» Records provided:
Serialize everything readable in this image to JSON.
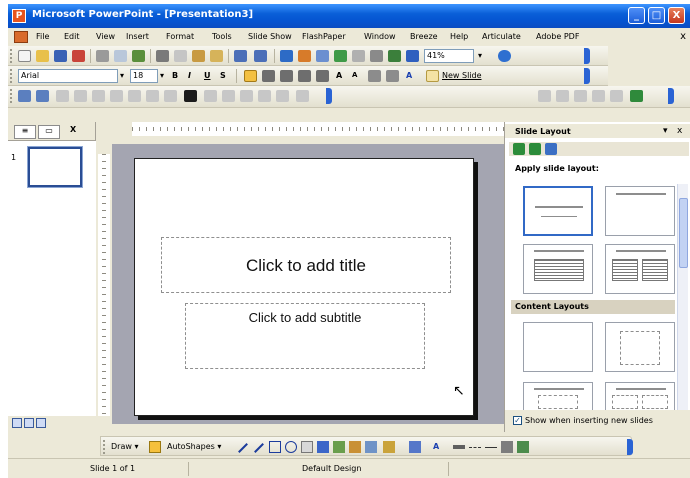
{
  "window": {
    "title": "Microsoft PowerPoint - [Presentation3]",
    "minimize_glyph": "_",
    "maximize_glyph": "□",
    "close_glyph": "X"
  },
  "menubar": {
    "items": [
      "File",
      "Edit",
      "View",
      "Insert",
      "Format",
      "Tools",
      "Slide Show",
      "FlashPaper",
      "Window",
      "Breeze",
      "Help",
      "Articulate",
      "Adobe PDF"
    ],
    "close_glyph": "x"
  },
  "toolbar_standard": {
    "zoom": "41%",
    "icons": [
      "new-icon",
      "open-icon",
      "save-icon",
      "permission-icon",
      "print-icon",
      "print-preview-icon",
      "spelling-icon",
      "cut-icon",
      "copy-icon",
      "paste-icon",
      "format-painter-icon",
      "undo-icon",
      "redo-icon",
      "hyperlink-icon",
      "tables-borders-icon",
      "insert-table-icon",
      "insert-chart-icon",
      "expand-all-icon",
      "show-formatting-icon",
      "grid-icon",
      "color-grayscale-icon",
      "help-icon"
    ]
  },
  "toolbar_formatting": {
    "font_name": "Arial",
    "font_size": "18",
    "bold": "B",
    "italic": "I",
    "underline": "U",
    "shadow": "S",
    "new_slide_label": "New Slide",
    "font_color_glyph": "A"
  },
  "outline_pane": {
    "close_glyph": "X",
    "slide_number": "1"
  },
  "slide": {
    "title_placeholder": "Click to add title",
    "subtitle_placeholder": "Click to add subtitle"
  },
  "task_pane": {
    "title": "Slide Layout",
    "dropdown_glyph": "▾",
    "close_glyph": "x",
    "apply_label": "Apply slide layout:",
    "section_content": "Content Layouts",
    "show_checkbox_label": "Show when inserting new slides",
    "show_checkbox_checked": true
  },
  "drawing_toolbar": {
    "draw_label": "Draw ▾",
    "autoshapes_label": "AutoShapes ▾"
  },
  "statusbar": {
    "slide_indicator": "Slide 1 of 1",
    "design_name": "Default Design"
  },
  "colors": {
    "titlebar": "#0a5fd8",
    "slide_area_bg": "#a4a5b1",
    "selection_border": "#3169c6"
  }
}
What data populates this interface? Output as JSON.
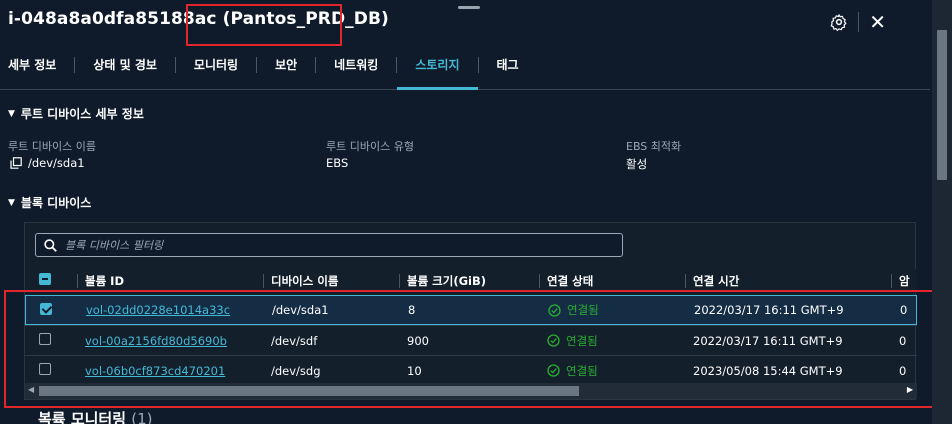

» Job: An exact transcription of all the entries is required, without the pictures.

» Result:
Serialize everything readable in this image to JSON.
{
  "window": {
    "title": "Microsoft PowerPoint - [Presentation3]",
    "minimize_glyph": "_",
    "maximize_glyph": "□",
    "close_glyph": "X"
  },
  "menubar": {
    "items": [
      "File",
      "Edit",
      "View",
      "Insert",
      "Format",
      "Tools",
      "Slide Show",
      "FlashPaper",
      "Window",
      "Breeze",
      "Help",
      "Articulate",
      "Adobe PDF"
    ],
    "close_glyph": "x"
  },
  "toolbar_standard": {
    "zoom": "41%",
    "icons": [
      "new-icon",
      "open-icon",
      "save-icon",
      "permission-icon",
      "print-icon",
      "print-preview-icon",
      "spelling-icon",
      "cut-icon",
      "copy-icon",
      "paste-icon",
      "format-painter-icon",
      "undo-icon",
      "redo-icon",
      "hyperlink-icon",
      "tables-borders-icon",
      "insert-table-icon",
      "insert-chart-icon",
      "expand-all-icon",
      "show-formatting-icon",
      "grid-icon",
      "color-grayscale-icon",
      "help-icon"
    ]
  },
  "toolbar_formatting": {
    "font_name": "Arial",
    "font_size": "18",
    "bold": "B",
    "italic": "I",
    "underline": "U",
    "shadow": "S",
    "new_slide_label": "New Slide",
    "font_color_glyph": "A"
  },
  "outline_pane": {
    "close_glyph": "X",
    "slide_number": "1"
  },
  "slide": {
    "title_placeholder": "Click to add title",
    "subtitle_placeholder": "Click to add subtitle"
  },
  "task_pane": {
    "title": "Slide Layout",
    "dropdown_glyph": "▾",
    "close_glyph": "x",
    "apply_label": "Apply slide layout:",
    "section_content": "Content Layouts",
    "show_checkbox_label": "Show when inserting new slides",
    "show_checkbox_checked": true
  },
  "drawing_toolbar": {
    "draw_label": "Draw ▾",
    "autoshapes_label": "AutoShapes ▾"
  },
  "statusbar": {
    "slide_indicator": "Slide 1 of 1",
    "design_name": "Default Design"
  },
  "colors": {
    "titlebar": "#0a5fd8",
    "slide_area_bg": "#a4a5b1",
    "selection_border": "#3169c6"
  }
}
What data populates this interface? Output as JSON.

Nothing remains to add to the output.